**Task to complete:** Each entry below is to be transcribed exactly.

**Input records:**
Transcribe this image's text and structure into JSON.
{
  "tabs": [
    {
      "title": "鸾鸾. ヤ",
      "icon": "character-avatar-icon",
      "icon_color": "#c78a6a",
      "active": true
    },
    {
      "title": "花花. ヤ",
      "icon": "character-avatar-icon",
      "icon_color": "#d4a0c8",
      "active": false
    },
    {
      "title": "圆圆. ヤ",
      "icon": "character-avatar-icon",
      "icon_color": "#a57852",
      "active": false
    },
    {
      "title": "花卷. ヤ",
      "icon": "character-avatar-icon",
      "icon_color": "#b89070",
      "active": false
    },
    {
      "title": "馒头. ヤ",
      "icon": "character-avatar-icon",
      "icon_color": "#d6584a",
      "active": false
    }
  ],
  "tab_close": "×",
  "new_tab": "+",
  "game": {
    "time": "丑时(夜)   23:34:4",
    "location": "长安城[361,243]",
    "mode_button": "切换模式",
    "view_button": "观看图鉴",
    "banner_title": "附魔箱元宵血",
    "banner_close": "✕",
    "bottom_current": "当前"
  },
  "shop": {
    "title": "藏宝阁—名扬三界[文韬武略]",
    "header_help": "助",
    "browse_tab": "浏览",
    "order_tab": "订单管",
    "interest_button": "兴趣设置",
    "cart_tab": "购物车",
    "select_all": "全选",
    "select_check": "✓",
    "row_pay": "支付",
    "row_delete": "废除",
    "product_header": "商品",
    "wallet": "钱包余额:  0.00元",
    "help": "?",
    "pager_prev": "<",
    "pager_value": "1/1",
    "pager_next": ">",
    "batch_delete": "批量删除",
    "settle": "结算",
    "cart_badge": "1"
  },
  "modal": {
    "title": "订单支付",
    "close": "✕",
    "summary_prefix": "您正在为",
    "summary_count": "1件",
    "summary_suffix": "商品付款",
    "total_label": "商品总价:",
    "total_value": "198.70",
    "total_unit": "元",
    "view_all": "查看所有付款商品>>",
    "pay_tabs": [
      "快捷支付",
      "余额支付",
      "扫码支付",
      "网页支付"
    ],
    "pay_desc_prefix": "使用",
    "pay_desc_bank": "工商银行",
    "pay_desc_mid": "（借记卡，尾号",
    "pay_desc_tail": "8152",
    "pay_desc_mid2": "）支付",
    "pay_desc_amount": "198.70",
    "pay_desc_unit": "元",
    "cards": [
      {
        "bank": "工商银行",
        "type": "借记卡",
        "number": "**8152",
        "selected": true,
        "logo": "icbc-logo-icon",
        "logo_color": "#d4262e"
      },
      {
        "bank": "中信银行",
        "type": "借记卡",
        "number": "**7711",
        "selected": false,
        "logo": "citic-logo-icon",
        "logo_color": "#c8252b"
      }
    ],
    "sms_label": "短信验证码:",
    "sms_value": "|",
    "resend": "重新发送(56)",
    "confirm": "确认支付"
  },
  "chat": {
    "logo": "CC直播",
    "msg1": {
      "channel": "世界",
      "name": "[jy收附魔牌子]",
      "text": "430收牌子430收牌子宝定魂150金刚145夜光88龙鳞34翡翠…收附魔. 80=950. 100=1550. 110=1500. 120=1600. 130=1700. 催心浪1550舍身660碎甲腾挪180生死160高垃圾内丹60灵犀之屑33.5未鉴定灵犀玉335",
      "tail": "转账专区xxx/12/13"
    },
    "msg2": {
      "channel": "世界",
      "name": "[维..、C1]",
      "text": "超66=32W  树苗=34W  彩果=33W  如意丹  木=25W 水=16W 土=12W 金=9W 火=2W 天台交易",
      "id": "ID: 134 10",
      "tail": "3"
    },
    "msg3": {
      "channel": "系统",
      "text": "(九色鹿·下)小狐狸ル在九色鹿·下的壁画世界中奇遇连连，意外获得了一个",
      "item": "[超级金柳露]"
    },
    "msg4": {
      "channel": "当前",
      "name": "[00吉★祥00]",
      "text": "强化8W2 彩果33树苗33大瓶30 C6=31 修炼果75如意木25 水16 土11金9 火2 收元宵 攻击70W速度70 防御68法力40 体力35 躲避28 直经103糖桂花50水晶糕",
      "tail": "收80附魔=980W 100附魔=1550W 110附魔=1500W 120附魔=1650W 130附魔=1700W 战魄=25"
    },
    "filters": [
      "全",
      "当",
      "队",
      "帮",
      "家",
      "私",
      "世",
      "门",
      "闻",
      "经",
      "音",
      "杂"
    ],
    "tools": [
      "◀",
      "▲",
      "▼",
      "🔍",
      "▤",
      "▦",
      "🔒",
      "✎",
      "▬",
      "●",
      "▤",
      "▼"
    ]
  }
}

**Task response:**
Transcribe this image's text and structure into JSON.
{
  "tabs": [
    {
      "title": "鸾鸾. ヤ",
      "icon": "character-avatar-icon",
      "icon_color": "#c78a6a",
      "active": true
    },
    {
      "title": "花花. ヤ",
      "icon": "character-avatar-icon",
      "icon_color": "#d4a0c8",
      "active": false
    },
    {
      "title": "圆圆. ヤ",
      "icon": "character-avatar-icon",
      "icon_color": "#a57852",
      "active": false
    },
    {
      "title": "花卷. ヤ",
      "icon": "character-avatar-icon",
      "icon_color": "#b89070",
      "active": false
    },
    {
      "title": "馒头. ヤ",
      "icon": "character-avatar-icon",
      "icon_color": "#d6584a",
      "active": false
    }
  ],
  "tab_close": "×",
  "new_tab": "+",
  "game": {
    "time": "丑时(夜)   23:34:4",
    "location": "长安城[361,243]",
    "mode_button": "切换模式",
    "view_button": "观看图鉴",
    "banner_title": "附魔箱元宵血",
    "banner_close": "✕",
    "bottom_current": "当前"
  },
  "shop": {
    "title": "藏宝阁—名扬三界[文韬武略]",
    "header_help": "助",
    "browse_tab": "浏览",
    "order_tab": "订单管",
    "interest_button": "兴趣设置",
    "cart_tab": "购物车",
    "select_all": "全选",
    "select_check": "✓",
    "row_pay": "支付",
    "row_delete": "废除",
    "product_header": "商品",
    "wallet": "钱包余额:  0.00元",
    "help": "?",
    "pager_prev": "<",
    "pager_value": "1/1",
    "pager_next": ">",
    "batch_delete": "批量删除",
    "settle": "结算",
    "cart_badge": "1"
  },
  "modal": {
    "title": "订单支付",
    "close": "✕",
    "summary_prefix": "您正在为",
    "summary_count": "1件",
    "summary_suffix": "商品付款",
    "total_label": "商品总价:",
    "total_value": "198.70",
    "total_unit": "元",
    "view_all": "查看所有付款商品>>",
    "pay_tabs": [
      "快捷支付",
      "余额支付",
      "扫码支付",
      "网页支付"
    ],
    "pay_desc_prefix": "使用",
    "pay_desc_bank": "工商银行",
    "pay_desc_mid": "（借记卡，尾号",
    "pay_desc_tail": "8152",
    "pay_desc_mid2": "）支付",
    "pay_desc_amount": "198.70",
    "pay_desc_unit": "元",
    "cards": [
      {
        "bank": "工商银行",
        "type": "借记卡",
        "number": "**8152",
        "selected": true,
        "logo": "icbc-logo-icon",
        "logo_color": "#d4262e"
      },
      {
        "bank": "中信银行",
        "type": "借记卡",
        "number": "**7711",
        "selected": false,
        "logo": "citic-logo-icon",
        "logo_color": "#c8252b"
      }
    ],
    "sms_label": "短信验证码:",
    "sms_value": "|",
    "resend": "重新发送(56)",
    "confirm": "确认支付"
  },
  "chat": {
    "logo": "CC直播",
    "msg1": {
      "channel": "世界",
      "name": "[jy收附魔牌子]",
      "text": "430收牌子430收牌子宝定魂150金刚145夜光88龙鳞34翡翠…收附魔. 80=950. 100=1550. 110=1500. 120=1600. 130=1700. 催心浪1550舍身660碎甲腾挪180生死160高垃圾内丹60灵犀之屑33.5未鉴定灵犀玉335",
      "tail": "转账专区xxx/12/13"
    },
    "msg2": {
      "channel": "世界",
      "name": "[维..、C1]",
      "text": "超66=32W  树苗=34W  彩果=33W  如意丹  木=25W 水=16W 土=12W 金=9W 火=2W 天台交易",
      "id": "ID: 134 10",
      "tail": "3"
    },
    "msg3": {
      "channel": "系统",
      "text": "(九色鹿·下)小狐狸ル在九色鹿·下的壁画世界中奇遇连连，意外获得了一个",
      "item": "[超级金柳露]"
    },
    "msg4": {
      "channel": "当前",
      "name": "[00吉★祥00]",
      "text": "强化8W2 彩果33树苗33大瓶30 C6=31 修炼果75如意木25 水16 土11金9 火2 收元宵 攻击70W速度70 防御68法力40 体力35 躲避28 直经103糖桂花50水晶糕",
      "tail": "收80附魔=980W 100附魔=1550W 110附魔=1500W 120附魔=1650W 130附魔=1700W 战魄=25"
    },
    "filters": [
      "全",
      "当",
      "队",
      "帮",
      "家",
      "私",
      "世",
      "门",
      "闻",
      "经",
      "音",
      "杂"
    ],
    "tools": [
      "◀",
      "▲",
      "▼",
      "🔍",
      "▤",
      "▦",
      "🔒",
      "✎",
      "▬",
      "●",
      "▤",
      "▼"
    ]
  }
}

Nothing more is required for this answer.